=== WHAT IS REQUIRED ===
Report only the number of lines that hold the word "είπε".
## BEGIN
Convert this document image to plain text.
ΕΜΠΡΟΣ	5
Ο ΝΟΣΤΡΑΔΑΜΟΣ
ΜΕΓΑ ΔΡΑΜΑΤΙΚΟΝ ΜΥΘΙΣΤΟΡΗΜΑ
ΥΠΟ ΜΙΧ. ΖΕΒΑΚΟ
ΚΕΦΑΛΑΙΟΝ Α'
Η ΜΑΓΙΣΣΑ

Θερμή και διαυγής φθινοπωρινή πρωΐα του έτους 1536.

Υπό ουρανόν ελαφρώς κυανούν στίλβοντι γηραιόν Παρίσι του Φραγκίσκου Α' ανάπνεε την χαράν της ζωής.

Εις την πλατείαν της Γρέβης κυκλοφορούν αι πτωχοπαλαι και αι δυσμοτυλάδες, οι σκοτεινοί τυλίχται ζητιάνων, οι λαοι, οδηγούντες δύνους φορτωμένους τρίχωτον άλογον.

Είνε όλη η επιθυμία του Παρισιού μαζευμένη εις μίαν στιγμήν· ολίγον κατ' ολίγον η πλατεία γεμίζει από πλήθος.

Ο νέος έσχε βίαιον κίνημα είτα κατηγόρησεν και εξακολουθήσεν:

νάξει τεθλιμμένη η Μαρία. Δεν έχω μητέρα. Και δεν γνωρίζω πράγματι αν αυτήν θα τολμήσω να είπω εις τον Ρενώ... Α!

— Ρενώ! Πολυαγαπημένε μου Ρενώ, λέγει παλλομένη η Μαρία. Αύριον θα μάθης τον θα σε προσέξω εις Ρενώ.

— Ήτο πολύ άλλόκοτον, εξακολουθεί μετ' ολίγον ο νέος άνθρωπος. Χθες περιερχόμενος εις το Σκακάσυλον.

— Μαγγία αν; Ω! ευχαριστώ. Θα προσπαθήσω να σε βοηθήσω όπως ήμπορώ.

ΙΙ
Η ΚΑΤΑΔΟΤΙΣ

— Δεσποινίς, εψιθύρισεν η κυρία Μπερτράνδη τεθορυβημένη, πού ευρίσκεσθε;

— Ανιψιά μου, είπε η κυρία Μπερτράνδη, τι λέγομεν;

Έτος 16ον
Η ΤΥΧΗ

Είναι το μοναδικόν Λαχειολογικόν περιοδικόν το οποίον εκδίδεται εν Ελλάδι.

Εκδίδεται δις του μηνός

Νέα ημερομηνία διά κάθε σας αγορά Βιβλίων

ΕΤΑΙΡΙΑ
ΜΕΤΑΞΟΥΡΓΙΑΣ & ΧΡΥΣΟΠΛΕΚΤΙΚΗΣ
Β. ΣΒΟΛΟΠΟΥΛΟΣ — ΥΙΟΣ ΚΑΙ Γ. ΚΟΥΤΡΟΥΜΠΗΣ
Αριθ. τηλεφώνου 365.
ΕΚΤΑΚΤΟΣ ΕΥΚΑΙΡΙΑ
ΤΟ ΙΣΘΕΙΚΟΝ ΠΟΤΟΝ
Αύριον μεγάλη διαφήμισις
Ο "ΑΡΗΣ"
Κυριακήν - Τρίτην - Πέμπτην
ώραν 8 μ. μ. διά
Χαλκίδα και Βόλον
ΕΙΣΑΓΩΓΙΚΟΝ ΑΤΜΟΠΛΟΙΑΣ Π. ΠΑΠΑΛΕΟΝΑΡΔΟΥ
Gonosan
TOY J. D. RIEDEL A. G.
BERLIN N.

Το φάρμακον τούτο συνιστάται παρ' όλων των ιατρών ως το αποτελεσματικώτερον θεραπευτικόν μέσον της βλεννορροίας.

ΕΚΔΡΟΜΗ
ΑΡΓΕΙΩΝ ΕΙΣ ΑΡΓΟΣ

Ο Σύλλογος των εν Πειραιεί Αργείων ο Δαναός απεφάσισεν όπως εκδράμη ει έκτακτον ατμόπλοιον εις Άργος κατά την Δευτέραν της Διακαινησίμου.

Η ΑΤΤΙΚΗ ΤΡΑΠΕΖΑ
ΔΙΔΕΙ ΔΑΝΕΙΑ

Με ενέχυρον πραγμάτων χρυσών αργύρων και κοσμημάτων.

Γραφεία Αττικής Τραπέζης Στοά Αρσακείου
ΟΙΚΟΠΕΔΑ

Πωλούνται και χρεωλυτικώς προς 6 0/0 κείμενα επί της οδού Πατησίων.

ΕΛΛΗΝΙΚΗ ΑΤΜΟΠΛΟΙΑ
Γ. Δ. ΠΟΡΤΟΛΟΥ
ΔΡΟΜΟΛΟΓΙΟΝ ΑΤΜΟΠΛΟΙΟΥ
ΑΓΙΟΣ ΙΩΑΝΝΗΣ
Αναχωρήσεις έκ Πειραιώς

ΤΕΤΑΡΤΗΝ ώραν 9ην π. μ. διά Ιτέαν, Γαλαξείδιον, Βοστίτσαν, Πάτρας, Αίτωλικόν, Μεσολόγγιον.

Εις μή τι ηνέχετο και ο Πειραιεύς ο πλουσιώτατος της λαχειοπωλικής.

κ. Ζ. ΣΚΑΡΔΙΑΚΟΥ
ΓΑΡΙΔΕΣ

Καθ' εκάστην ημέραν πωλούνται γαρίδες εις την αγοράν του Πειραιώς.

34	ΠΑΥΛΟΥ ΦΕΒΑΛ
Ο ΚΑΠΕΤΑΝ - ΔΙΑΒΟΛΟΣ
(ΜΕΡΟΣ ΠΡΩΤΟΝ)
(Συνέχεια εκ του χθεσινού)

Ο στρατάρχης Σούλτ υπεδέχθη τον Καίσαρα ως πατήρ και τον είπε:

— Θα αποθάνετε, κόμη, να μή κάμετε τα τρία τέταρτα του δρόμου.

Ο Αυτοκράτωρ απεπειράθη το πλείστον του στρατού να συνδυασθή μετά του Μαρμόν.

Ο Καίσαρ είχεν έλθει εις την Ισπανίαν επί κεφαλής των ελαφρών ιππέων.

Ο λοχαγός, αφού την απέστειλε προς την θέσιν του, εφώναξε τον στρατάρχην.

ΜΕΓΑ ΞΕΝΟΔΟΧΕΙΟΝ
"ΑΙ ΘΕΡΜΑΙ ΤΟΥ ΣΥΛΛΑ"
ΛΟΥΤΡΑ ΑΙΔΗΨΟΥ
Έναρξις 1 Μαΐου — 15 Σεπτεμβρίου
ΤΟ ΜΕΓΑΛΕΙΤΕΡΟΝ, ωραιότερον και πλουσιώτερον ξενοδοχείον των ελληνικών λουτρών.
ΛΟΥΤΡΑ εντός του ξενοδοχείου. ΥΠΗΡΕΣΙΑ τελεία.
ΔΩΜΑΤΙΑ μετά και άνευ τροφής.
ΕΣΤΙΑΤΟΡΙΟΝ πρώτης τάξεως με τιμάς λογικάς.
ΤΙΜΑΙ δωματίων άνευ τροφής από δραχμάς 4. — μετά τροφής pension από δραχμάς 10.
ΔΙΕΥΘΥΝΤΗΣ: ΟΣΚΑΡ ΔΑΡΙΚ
## END
=== EXERCISE RESPONSE ===
2